Data excerpts:
↓

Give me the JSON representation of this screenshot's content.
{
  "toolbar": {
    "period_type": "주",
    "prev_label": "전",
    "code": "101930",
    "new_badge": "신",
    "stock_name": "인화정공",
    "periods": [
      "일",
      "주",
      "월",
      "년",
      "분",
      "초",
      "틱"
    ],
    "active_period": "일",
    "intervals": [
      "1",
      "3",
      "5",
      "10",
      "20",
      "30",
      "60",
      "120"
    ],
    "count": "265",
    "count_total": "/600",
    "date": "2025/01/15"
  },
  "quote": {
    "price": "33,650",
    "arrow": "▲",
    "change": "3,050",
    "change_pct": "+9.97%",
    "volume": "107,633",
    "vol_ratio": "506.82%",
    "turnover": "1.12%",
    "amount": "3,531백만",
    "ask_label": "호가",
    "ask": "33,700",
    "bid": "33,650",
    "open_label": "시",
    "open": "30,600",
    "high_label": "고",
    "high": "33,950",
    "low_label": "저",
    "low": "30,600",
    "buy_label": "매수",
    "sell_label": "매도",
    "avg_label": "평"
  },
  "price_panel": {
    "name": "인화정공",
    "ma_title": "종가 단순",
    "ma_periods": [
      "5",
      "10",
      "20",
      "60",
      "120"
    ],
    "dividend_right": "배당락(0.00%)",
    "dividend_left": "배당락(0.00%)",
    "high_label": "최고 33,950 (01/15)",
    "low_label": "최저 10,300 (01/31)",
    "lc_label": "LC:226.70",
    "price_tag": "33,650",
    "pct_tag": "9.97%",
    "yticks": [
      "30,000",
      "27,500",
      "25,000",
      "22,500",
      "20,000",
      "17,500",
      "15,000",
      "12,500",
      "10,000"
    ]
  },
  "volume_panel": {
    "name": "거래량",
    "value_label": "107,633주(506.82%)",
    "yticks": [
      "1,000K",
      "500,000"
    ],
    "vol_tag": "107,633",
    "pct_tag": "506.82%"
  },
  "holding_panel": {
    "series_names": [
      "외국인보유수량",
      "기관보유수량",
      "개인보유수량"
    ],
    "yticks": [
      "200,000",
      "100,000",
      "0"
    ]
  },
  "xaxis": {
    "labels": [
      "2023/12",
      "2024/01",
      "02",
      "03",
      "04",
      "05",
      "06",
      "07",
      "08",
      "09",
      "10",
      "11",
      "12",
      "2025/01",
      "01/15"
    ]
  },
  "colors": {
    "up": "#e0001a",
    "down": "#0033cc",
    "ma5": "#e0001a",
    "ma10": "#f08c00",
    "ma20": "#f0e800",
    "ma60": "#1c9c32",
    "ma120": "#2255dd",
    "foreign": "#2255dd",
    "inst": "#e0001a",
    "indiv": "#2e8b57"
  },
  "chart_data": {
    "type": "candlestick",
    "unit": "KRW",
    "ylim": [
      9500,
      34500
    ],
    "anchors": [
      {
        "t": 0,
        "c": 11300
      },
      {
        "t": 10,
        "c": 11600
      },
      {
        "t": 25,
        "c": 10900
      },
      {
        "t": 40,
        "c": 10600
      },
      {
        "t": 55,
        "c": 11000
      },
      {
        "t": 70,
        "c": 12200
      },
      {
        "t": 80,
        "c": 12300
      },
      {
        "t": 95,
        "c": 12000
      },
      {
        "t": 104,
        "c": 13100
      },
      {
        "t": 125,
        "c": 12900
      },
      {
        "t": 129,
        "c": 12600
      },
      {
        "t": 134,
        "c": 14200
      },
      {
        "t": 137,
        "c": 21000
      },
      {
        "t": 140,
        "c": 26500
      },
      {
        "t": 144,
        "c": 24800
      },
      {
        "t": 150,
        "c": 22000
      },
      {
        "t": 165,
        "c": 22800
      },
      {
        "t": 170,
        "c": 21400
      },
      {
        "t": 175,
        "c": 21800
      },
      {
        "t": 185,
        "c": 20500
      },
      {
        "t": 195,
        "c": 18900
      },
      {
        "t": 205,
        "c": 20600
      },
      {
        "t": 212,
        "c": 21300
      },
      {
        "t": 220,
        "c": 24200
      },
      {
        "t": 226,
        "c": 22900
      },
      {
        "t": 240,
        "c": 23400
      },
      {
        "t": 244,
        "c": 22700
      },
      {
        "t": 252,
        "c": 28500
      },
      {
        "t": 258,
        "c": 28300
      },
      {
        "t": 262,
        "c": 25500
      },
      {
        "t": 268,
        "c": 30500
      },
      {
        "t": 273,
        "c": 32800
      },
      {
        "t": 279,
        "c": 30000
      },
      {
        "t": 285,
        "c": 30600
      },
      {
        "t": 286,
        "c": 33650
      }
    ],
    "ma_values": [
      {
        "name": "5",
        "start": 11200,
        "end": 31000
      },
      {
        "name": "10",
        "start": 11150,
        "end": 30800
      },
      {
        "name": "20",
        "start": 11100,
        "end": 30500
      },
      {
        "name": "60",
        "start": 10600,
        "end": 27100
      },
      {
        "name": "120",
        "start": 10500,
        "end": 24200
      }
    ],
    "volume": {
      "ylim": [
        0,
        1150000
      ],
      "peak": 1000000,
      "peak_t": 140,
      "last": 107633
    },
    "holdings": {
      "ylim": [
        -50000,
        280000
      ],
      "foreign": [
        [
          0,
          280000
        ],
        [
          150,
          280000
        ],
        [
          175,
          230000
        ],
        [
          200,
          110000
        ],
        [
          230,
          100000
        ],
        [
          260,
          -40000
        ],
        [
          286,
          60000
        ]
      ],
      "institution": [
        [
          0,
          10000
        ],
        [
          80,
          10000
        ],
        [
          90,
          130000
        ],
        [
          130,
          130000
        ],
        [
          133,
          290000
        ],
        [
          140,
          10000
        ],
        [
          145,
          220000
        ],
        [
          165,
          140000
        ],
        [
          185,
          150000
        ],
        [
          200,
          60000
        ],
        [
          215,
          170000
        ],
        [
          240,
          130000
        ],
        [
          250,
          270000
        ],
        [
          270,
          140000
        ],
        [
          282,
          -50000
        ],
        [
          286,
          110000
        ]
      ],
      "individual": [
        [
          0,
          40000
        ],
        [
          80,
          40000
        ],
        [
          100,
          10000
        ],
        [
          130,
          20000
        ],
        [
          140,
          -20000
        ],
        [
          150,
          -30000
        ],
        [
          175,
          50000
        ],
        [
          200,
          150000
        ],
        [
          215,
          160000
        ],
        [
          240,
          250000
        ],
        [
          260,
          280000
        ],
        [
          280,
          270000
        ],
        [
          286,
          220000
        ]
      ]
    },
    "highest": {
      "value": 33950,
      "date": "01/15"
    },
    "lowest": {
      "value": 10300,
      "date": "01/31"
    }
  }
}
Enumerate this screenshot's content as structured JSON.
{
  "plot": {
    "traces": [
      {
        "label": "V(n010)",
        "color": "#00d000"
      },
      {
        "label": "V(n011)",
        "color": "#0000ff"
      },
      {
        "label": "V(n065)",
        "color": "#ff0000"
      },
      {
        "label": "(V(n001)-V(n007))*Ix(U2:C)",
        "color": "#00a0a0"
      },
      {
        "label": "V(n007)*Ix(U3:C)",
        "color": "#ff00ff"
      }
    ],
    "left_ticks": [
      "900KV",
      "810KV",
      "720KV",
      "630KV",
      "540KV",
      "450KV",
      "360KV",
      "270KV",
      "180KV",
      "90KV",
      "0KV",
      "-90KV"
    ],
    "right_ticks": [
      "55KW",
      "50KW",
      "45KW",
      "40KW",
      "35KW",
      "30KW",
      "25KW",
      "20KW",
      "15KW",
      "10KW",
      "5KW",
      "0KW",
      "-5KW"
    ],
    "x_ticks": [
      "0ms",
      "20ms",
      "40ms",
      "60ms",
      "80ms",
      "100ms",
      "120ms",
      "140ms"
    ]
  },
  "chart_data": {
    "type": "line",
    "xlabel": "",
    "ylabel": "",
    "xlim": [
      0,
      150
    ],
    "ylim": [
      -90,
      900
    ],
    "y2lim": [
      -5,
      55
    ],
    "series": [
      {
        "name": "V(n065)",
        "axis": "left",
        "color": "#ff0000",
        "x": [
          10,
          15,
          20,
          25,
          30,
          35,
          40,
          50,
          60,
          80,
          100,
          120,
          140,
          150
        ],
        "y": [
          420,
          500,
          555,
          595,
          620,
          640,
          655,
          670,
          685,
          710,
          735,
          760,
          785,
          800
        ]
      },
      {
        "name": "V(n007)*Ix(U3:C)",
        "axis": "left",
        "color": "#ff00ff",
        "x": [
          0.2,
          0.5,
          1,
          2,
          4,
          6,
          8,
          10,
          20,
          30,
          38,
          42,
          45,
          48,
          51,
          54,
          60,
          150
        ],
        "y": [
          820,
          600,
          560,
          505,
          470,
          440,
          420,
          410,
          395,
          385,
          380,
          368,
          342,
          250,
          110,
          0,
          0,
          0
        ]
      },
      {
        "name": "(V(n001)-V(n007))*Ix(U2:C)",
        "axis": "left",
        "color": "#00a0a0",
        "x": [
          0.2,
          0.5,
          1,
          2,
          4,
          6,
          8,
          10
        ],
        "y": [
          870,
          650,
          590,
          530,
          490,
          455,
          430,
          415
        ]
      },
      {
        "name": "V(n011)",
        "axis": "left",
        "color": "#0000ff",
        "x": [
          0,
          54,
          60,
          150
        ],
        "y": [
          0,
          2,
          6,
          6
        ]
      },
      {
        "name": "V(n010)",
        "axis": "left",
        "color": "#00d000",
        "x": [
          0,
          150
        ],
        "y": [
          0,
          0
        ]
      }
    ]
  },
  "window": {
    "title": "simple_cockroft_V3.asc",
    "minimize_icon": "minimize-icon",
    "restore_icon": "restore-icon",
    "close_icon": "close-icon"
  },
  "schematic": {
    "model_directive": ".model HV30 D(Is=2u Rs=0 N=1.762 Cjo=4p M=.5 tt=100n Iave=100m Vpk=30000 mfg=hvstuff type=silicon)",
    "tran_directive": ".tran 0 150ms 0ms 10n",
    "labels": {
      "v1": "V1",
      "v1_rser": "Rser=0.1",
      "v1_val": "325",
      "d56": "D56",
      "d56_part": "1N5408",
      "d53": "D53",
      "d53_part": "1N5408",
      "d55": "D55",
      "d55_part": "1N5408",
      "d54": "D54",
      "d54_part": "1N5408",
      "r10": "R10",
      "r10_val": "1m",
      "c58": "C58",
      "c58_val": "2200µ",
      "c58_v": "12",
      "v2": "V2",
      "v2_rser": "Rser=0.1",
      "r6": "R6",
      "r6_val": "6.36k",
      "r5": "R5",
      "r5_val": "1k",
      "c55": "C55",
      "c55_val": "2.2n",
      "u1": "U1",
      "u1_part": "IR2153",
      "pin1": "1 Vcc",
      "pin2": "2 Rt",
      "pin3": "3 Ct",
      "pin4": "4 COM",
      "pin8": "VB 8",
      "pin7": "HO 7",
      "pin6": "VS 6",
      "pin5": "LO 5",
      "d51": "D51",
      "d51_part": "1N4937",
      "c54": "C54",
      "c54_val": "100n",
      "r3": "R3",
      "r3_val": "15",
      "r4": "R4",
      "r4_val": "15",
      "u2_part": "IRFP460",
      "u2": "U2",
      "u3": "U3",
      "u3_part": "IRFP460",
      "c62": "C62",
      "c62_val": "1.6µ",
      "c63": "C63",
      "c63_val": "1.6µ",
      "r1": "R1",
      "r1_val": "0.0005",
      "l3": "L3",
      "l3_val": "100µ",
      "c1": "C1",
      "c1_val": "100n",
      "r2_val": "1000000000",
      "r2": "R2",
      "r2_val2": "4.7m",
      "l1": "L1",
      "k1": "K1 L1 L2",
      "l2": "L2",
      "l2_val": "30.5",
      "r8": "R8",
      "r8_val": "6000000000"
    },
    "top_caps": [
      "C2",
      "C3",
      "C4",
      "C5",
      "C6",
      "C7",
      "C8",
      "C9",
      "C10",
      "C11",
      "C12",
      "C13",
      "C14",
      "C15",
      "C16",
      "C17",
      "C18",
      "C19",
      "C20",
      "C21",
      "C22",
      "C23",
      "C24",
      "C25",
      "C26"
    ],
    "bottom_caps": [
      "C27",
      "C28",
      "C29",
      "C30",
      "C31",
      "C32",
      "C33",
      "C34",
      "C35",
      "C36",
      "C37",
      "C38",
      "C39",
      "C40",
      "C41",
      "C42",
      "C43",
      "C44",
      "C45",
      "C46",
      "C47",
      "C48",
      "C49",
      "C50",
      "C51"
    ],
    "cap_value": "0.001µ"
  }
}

↑

Using the records above, gather all lines where the string "this" is present.

Give me the JSON representation of this screenshot's content.
Enumerate this screenshot's content as structured JSON.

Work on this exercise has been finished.